• SUPPLIED DATA
** Start **

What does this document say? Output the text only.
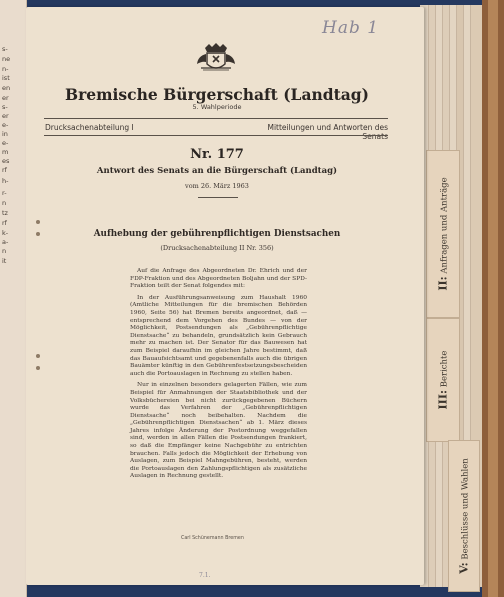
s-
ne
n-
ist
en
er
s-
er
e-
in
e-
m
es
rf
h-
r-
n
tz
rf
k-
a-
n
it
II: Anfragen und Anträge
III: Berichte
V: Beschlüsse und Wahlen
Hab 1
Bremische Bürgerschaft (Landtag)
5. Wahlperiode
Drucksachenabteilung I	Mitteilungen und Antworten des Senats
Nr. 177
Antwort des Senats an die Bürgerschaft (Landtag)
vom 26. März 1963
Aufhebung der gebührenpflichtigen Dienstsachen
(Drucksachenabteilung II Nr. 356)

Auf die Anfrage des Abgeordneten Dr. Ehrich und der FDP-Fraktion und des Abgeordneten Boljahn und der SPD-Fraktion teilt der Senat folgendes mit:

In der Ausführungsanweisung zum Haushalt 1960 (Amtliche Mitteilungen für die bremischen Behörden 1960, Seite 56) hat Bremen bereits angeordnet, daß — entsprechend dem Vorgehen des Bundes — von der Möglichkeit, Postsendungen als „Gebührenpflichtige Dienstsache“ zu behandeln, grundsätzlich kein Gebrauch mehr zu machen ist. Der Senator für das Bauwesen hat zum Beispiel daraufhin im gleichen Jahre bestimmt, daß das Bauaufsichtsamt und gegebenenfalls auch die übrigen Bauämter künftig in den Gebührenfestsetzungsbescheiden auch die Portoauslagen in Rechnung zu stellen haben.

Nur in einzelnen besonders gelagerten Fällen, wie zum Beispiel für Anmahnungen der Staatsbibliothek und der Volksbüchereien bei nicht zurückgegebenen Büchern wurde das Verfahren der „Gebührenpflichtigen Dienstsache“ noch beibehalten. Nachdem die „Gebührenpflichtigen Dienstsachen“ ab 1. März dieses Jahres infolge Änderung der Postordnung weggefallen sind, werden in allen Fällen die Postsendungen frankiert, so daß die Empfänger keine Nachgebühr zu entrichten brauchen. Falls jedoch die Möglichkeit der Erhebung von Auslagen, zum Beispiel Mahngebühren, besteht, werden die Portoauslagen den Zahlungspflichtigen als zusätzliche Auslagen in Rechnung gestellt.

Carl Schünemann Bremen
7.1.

** End **
** Start **

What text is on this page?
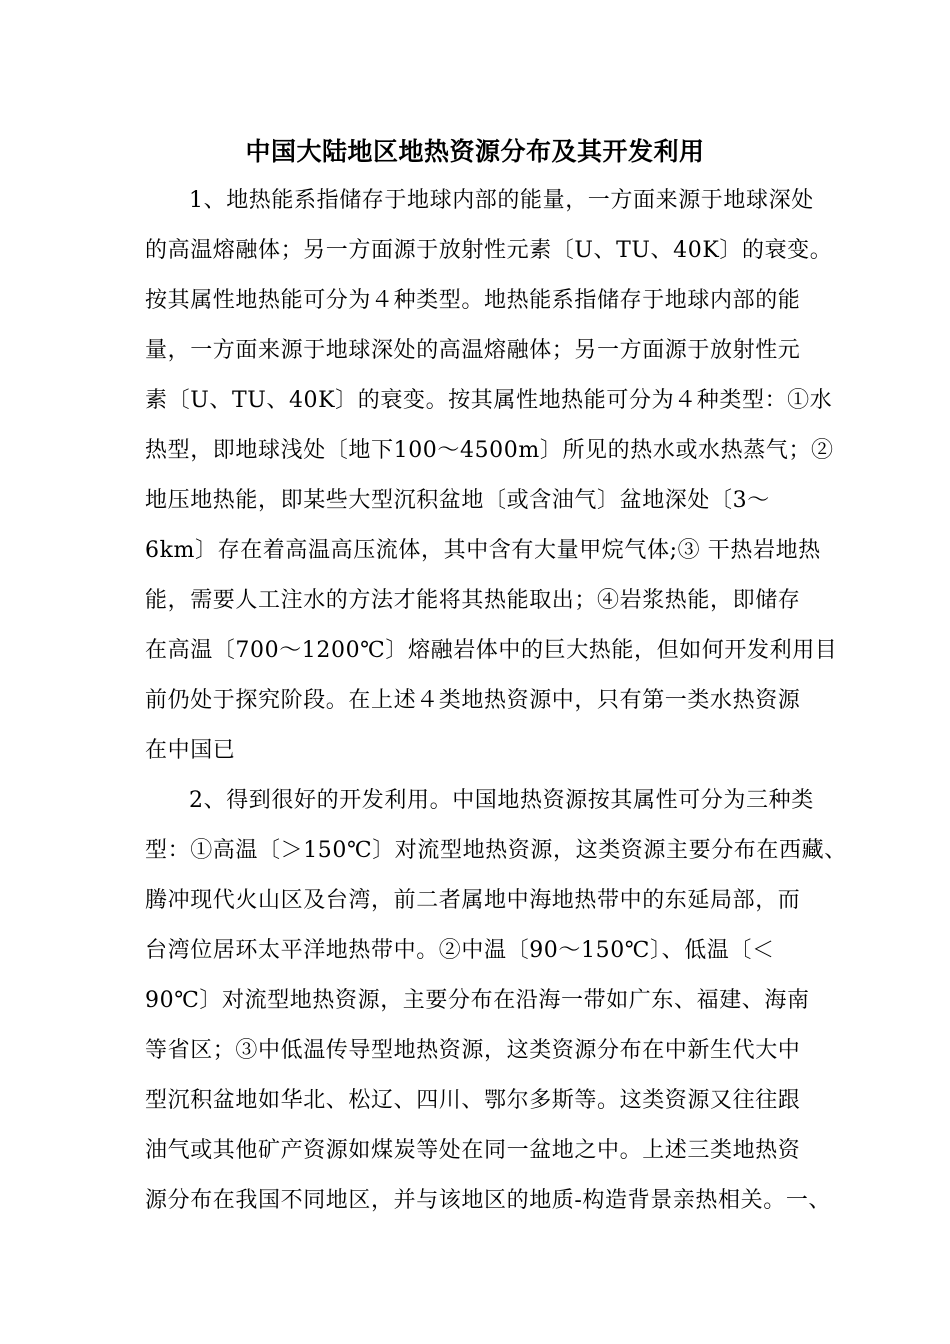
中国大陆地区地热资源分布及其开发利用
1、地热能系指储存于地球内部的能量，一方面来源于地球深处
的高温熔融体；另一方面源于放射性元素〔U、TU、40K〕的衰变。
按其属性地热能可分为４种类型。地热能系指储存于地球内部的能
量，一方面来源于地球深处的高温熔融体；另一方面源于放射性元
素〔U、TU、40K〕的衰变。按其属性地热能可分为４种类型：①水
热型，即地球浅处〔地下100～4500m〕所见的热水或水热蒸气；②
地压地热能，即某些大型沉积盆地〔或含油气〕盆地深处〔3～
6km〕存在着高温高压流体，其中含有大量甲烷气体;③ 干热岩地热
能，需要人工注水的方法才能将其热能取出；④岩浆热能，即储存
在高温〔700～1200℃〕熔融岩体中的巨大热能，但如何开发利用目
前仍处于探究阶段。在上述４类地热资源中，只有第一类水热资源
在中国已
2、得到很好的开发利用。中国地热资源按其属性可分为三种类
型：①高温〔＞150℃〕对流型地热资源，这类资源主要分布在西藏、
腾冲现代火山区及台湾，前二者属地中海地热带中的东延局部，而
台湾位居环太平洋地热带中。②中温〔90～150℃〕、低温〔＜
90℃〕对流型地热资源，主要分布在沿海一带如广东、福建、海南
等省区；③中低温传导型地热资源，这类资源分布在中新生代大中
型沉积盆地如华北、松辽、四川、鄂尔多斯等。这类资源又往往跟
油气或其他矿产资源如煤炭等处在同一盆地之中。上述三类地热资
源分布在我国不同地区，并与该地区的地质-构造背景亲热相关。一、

** End **
** Start **

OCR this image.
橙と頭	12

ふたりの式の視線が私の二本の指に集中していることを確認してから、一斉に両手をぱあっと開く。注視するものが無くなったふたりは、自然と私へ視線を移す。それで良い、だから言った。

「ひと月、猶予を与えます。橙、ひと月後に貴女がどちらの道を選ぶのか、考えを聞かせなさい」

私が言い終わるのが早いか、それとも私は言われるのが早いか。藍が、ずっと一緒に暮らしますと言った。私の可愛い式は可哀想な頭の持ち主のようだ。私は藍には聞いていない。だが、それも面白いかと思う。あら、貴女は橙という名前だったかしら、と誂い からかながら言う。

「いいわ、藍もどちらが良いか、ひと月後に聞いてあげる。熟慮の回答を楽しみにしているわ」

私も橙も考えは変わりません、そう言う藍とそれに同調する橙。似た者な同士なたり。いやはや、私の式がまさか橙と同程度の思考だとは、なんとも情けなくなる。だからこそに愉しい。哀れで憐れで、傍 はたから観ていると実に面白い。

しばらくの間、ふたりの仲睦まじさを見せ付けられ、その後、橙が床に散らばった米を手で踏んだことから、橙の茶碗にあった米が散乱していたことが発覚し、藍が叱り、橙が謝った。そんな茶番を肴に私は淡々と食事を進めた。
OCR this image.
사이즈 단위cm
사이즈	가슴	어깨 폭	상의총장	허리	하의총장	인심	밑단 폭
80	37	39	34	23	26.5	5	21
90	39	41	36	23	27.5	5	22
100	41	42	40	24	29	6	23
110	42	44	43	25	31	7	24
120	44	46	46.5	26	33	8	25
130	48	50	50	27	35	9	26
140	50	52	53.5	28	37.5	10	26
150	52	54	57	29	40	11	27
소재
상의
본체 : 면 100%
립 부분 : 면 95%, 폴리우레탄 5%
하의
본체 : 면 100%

** End **

• GOAL
How many lines in the records above contain the word "this"? Give only the number.

• OUTPUT
4